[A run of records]
--- Start ---
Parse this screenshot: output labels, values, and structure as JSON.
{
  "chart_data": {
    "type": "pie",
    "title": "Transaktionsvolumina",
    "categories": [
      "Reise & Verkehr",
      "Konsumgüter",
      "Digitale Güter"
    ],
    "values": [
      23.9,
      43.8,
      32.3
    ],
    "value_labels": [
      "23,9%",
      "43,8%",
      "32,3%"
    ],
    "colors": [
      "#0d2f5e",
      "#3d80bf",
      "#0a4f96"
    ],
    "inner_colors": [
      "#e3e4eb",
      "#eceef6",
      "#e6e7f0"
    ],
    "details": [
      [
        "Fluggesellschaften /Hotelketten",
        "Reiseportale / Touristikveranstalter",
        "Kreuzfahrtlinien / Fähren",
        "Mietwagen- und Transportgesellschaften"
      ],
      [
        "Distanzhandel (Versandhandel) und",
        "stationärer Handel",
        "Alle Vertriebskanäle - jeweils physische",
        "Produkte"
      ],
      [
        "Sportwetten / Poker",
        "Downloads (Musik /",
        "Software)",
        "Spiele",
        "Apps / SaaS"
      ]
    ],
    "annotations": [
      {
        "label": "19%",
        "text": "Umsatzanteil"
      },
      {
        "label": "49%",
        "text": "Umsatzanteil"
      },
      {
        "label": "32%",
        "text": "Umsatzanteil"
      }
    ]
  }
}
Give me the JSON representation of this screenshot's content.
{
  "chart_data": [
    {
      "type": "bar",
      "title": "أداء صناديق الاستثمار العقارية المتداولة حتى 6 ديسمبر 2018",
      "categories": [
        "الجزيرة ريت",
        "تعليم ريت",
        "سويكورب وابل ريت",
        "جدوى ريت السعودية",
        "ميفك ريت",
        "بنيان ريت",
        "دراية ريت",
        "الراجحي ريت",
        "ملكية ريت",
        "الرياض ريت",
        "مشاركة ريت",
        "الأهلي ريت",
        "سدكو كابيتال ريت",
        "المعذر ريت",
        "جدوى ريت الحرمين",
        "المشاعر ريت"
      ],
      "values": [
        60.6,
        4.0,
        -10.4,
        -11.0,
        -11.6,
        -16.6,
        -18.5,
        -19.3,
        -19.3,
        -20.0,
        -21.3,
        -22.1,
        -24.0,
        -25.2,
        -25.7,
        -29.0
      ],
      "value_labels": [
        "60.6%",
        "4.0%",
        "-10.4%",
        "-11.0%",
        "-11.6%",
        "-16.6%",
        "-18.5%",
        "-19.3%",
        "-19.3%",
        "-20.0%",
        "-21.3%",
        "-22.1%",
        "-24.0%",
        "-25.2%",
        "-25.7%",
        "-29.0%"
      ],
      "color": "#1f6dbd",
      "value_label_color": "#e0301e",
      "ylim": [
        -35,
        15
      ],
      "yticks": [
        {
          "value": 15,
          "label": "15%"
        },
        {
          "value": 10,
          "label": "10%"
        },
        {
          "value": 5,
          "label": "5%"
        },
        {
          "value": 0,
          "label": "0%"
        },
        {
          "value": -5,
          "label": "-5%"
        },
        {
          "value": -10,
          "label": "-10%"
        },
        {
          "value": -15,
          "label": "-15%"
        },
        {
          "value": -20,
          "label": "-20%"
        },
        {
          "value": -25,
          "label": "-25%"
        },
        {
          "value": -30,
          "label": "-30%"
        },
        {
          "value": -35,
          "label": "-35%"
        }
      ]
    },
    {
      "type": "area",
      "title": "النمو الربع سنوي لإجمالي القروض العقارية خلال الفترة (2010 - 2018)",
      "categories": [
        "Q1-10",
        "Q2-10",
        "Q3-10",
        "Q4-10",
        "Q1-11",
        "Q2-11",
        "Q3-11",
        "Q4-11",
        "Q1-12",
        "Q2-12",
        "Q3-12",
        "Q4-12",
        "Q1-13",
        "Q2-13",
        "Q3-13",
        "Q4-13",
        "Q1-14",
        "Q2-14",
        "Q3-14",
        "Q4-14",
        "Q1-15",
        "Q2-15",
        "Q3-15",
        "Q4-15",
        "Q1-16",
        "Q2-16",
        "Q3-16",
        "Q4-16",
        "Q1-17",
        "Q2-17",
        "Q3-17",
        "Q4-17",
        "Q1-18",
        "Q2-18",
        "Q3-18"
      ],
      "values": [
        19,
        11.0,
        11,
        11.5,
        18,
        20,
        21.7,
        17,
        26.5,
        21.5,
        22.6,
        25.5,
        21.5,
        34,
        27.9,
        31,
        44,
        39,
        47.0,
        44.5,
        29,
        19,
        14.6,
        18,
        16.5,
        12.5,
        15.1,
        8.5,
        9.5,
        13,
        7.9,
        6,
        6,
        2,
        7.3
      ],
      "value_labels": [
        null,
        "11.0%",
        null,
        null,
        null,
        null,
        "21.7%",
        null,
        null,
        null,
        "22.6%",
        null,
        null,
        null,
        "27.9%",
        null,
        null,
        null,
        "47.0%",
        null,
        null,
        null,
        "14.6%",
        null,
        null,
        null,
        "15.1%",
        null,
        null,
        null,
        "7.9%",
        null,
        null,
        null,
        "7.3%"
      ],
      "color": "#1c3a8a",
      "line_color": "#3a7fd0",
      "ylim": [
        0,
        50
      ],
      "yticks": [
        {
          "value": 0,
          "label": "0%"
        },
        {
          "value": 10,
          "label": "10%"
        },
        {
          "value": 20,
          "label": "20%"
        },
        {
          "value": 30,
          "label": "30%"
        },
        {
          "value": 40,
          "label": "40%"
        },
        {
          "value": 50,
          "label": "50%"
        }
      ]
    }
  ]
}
--- End ---
--- Start ---
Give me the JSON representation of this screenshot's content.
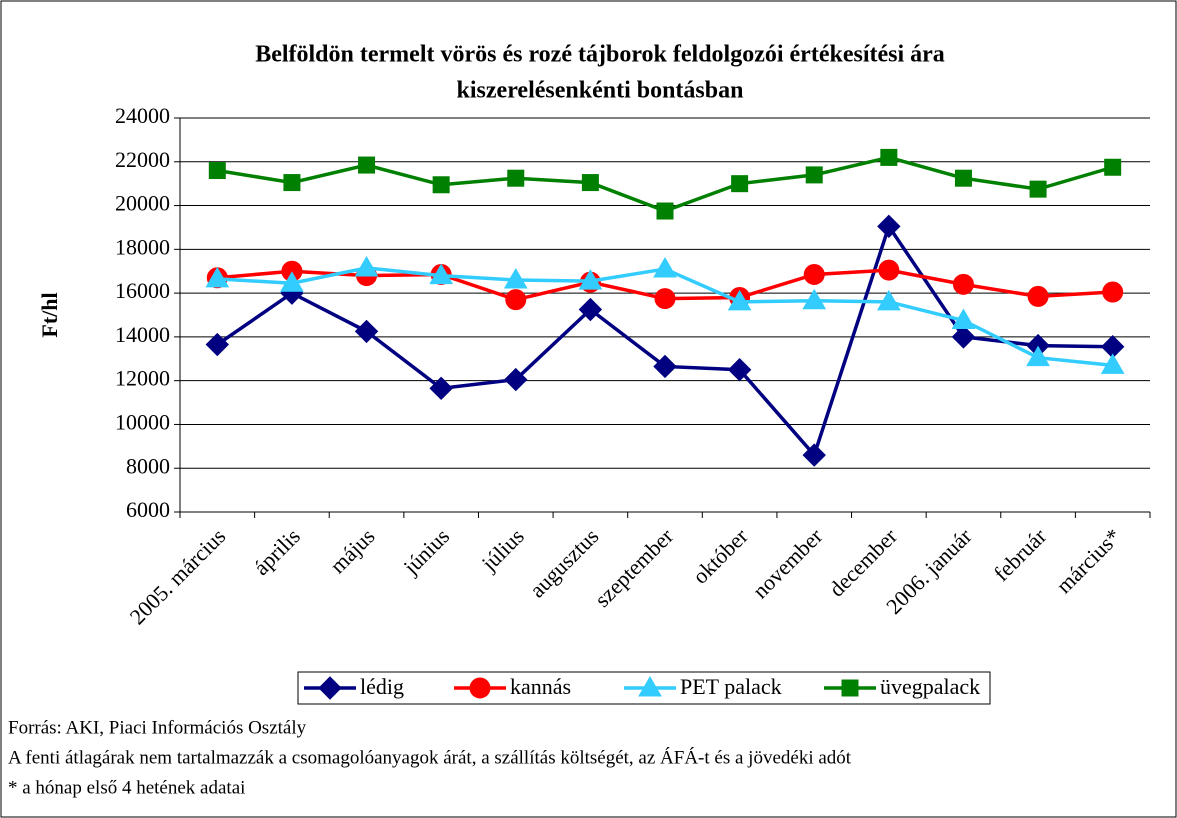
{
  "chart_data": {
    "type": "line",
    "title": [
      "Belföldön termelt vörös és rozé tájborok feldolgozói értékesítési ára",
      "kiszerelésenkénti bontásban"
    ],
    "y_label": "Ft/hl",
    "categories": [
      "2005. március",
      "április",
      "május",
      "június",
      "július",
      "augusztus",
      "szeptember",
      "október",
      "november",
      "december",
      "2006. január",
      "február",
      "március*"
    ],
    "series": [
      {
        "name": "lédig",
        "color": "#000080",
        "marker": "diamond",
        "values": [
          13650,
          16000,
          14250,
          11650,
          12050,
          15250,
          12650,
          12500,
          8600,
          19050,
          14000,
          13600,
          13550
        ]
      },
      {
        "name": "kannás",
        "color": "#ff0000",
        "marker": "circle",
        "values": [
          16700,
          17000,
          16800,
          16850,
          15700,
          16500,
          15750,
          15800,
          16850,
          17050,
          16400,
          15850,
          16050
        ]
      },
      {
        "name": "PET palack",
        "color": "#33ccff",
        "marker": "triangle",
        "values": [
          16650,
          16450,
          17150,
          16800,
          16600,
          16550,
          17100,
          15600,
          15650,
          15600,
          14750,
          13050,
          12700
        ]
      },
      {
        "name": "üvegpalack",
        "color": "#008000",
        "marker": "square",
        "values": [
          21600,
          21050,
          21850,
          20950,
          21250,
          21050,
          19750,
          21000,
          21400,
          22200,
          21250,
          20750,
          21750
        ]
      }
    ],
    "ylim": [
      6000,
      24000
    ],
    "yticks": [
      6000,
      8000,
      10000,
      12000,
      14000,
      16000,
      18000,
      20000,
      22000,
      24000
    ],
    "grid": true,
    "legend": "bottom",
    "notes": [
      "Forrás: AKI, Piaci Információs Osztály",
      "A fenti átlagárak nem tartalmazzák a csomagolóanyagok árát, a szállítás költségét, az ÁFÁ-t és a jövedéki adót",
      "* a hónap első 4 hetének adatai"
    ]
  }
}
--- End ---
WHAT TO DO – Gather from the records above every line containing the string "العقارية".

COMPLETED EXERCISE –
      "title": "أداء صناديق الاستثمار العقارية المتداولة حتى 6 ديسمبر 2018",
      "title": "النمو الربع سنوي لإجمالي القروض العقارية خلال الفترة (2010 - 2018)",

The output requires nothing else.